Exercise prompt — Copy out the records precisely, omitting pictures.

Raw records
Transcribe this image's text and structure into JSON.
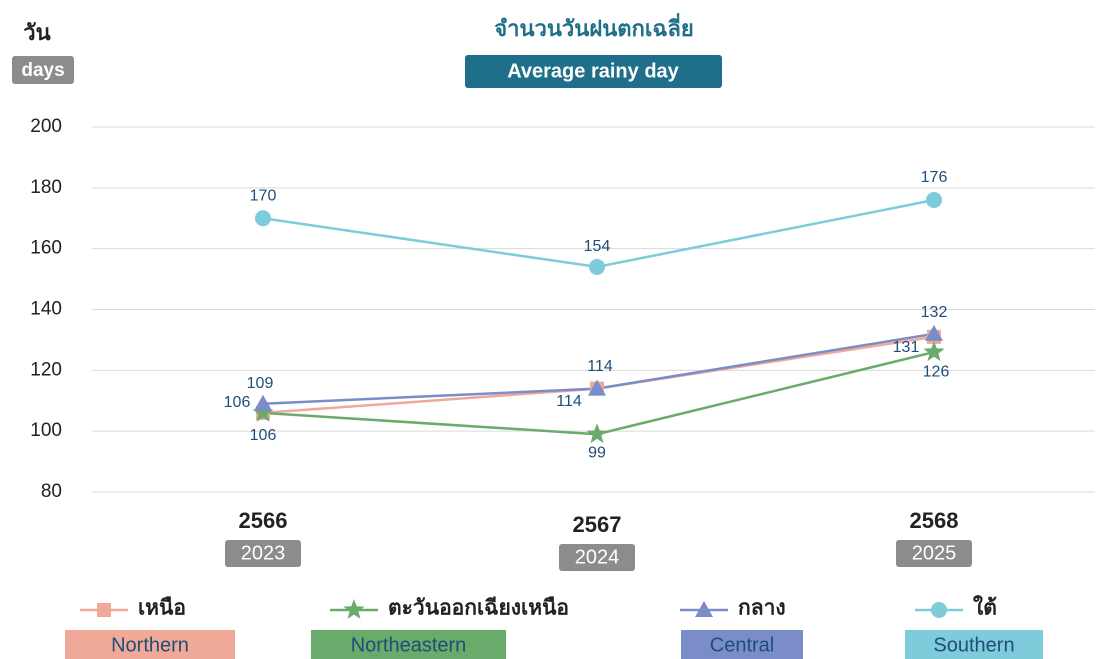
{
  "chart_data": {
    "type": "line",
    "title": "จำนวนวันฝนตกเฉลี่ย",
    "subtitle": "Average rainy day",
    "y_label": "วัน",
    "y_label_en": "days",
    "categories": [
      "2566",
      "2567",
      "2568"
    ],
    "categories_en": [
      "2023",
      "2024",
      "2025"
    ],
    "ylim": [
      80,
      200
    ],
    "yticks": [
      80,
      100,
      120,
      140,
      160,
      180,
      200
    ],
    "grid": true,
    "series": [
      {
        "name": "เหนือ",
        "name_en": "Northern",
        "color": "#f0a899",
        "marker": "square",
        "values": [
          106,
          114,
          131
        ]
      },
      {
        "name": "ตะวันออกเฉียงเหนือ",
        "name_en": "Northeastern",
        "color": "#6aaa6a",
        "marker": "star",
        "values": [
          106,
          99,
          126
        ]
      },
      {
        "name": "กลาง",
        "name_en": "Central",
        "color": "#7b8dc8",
        "marker": "triangle",
        "values": [
          109,
          114,
          132
        ]
      },
      {
        "name": "ใต้",
        "name_en": "Southern",
        "color": "#7dcbdb",
        "marker": "circle",
        "values": [
          170,
          154,
          176
        ]
      }
    ]
  }
}
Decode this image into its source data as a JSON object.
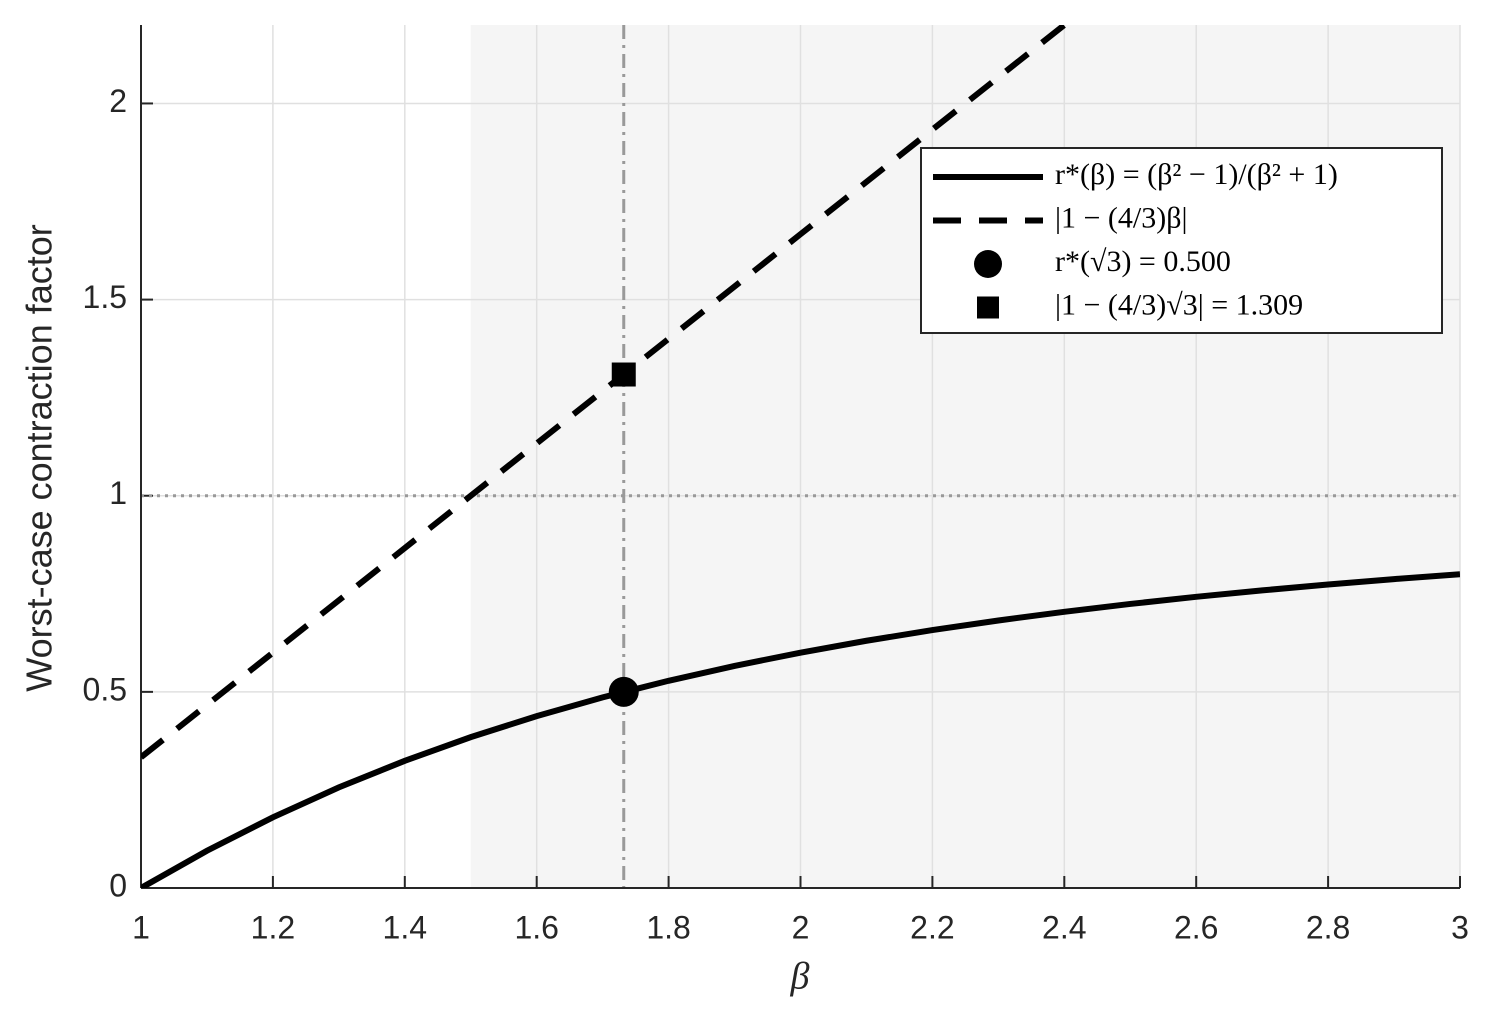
{
  "chart_data": {
    "type": "line",
    "xlabel": "β",
    "ylabel": "Worst-case contraction factor",
    "xlim": [
      1,
      3
    ],
    "ylim": [
      0,
      2.2
    ],
    "xticks": [
      1,
      1.2,
      1.4,
      1.6,
      1.8,
      2,
      2.2,
      2.4,
      2.6,
      2.8,
      3
    ],
    "yticks": [
      0,
      0.5,
      1,
      1.5,
      2
    ],
    "grid": true,
    "shaded_xrange": [
      1.5,
      3
    ],
    "vline": 1.732,
    "hline": 1,
    "legend": "upper right",
    "series": [
      {
        "name": "r*(β) = (β² − 1)/(β² + 1)",
        "color": "#000000",
        "style": "solid",
        "x": [
          1,
          1.1,
          1.2,
          1.3,
          1.4,
          1.5,
          1.6,
          1.7,
          1.8,
          1.9,
          2,
          2.1,
          2.2,
          2.3,
          2.4,
          2.5,
          2.6,
          2.7,
          2.8,
          2.9,
          3
        ],
        "values": [
          0,
          0.095,
          0.1803,
          0.2565,
          0.3243,
          0.3846,
          0.4382,
          0.4859,
          0.5283,
          0.5662,
          0.6,
          0.6303,
          0.6575,
          0.682,
          0.7041,
          0.7241,
          0.7423,
          0.7587,
          0.7738,
          0.7875,
          0.8
        ]
      },
      {
        "name": "|1 − (4/3)β|",
        "color": "#000000",
        "style": "dashed",
        "x": [
          1,
          1.5,
          2,
          2.4
        ],
        "values": [
          0.3333,
          1,
          1.6667,
          2.2
        ]
      },
      {
        "name": "r*(√3) = 0.500",
        "color": "#000000",
        "style": "circle",
        "x": [
          1.732
        ],
        "values": [
          0.5
        ]
      },
      {
        "name": "|1 − (4/3)√3| = 1.309",
        "color": "#000000",
        "style": "square",
        "x": [
          1.732
        ],
        "values": [
          1.309
        ]
      }
    ]
  }
}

Answer to the exercise —
Transcribe this image's text and structure into JSON.
{
  "chart_data": {
    "type": "line",
    "title": "จำนวนวันฝนตกเฉลี่ย",
    "subtitle": "Average rainy day",
    "y_label": "วัน",
    "y_label_en": "days",
    "categories": [
      "2566",
      "2567",
      "2568"
    ],
    "categories_en": [
      "2023",
      "2024",
      "2025"
    ],
    "ylim": [
      80,
      200
    ],
    "yticks": [
      80,
      100,
      120,
      140,
      160,
      180,
      200
    ],
    "grid": true,
    "series": [
      {
        "name": "เหนือ",
        "name_en": "Northern",
        "color": "#f0a899",
        "marker": "square",
        "values": [
          106,
          114,
          131
        ]
      },
      {
        "name": "ตะวันออกเฉียงเหนือ",
        "name_en": "Northeastern",
        "color": "#6aaa6a",
        "marker": "star",
        "values": [
          106,
          99,
          126
        ]
      },
      {
        "name": "กลาง",
        "name_en": "Central",
        "color": "#7b8dc8",
        "marker": "triangle",
        "values": [
          109,
          114,
          132
        ]
      },
      {
        "name": "ใต้",
        "name_en": "Southern",
        "color": "#7dcbdb",
        "marker": "circle",
        "values": [
          170,
          154,
          176
        ]
      }
    ]
  }
}
Decode this image into its source data as a JSON object.
{
  "chart_data": {
    "type": "line",
    "xlabel": "β",
    "ylabel": "Worst-case contraction factor",
    "xlim": [
      1,
      3
    ],
    "ylim": [
      0,
      2.2
    ],
    "xticks": [
      1,
      1.2,
      1.4,
      1.6,
      1.8,
      2,
      2.2,
      2.4,
      2.6,
      2.8,
      3
    ],
    "yticks": [
      0,
      0.5,
      1,
      1.5,
      2
    ],
    "grid": true,
    "shaded_xrange": [
      1.5,
      3
    ],
    "vline": 1.732,
    "hline": 1,
    "legend": "upper right",
    "series": [
      {
        "name": "r*(β) = (β² − 1)/(β² + 1)",
        "color": "#000000",
        "style": "solid",
        "x": [
          1,
          1.1,
          1.2,
          1.3,
          1.4,
          1.5,
          1.6,
          1.7,
          1.8,
          1.9,
          2,
          2.1,
          2.2,
          2.3,
          2.4,
          2.5,
          2.6,
          2.7,
          2.8,
          2.9,
          3
        ],
        "values": [
          0,
          0.095,
          0.1803,
          0.2565,
          0.3243,
          0.3846,
          0.4382,
          0.4859,
          0.5283,
          0.5662,
          0.6,
          0.6303,
          0.6575,
          0.682,
          0.7041,
          0.7241,
          0.7423,
          0.7587,
          0.7738,
          0.7875,
          0.8
        ]
      },
      {
        "name": "|1 − (4/3)β|",
        "color": "#000000",
        "style": "dashed",
        "x": [
          1,
          1.5,
          2,
          2.4
        ],
        "values": [
          0.3333,
          1,
          1.6667,
          2.2
        ]
      },
      {
        "name": "r*(√3) = 0.500",
        "color": "#000000",
        "style": "circle",
        "x": [
          1.732
        ],
        "values": [
          0.5
        ]
      },
      {
        "name": "|1 − (4/3)√3| = 1.309",
        "color": "#000000",
        "style": "square",
        "x": [
          1.732
        ],
        "values": [
          1.309
        ]
      }
    ]
  }
}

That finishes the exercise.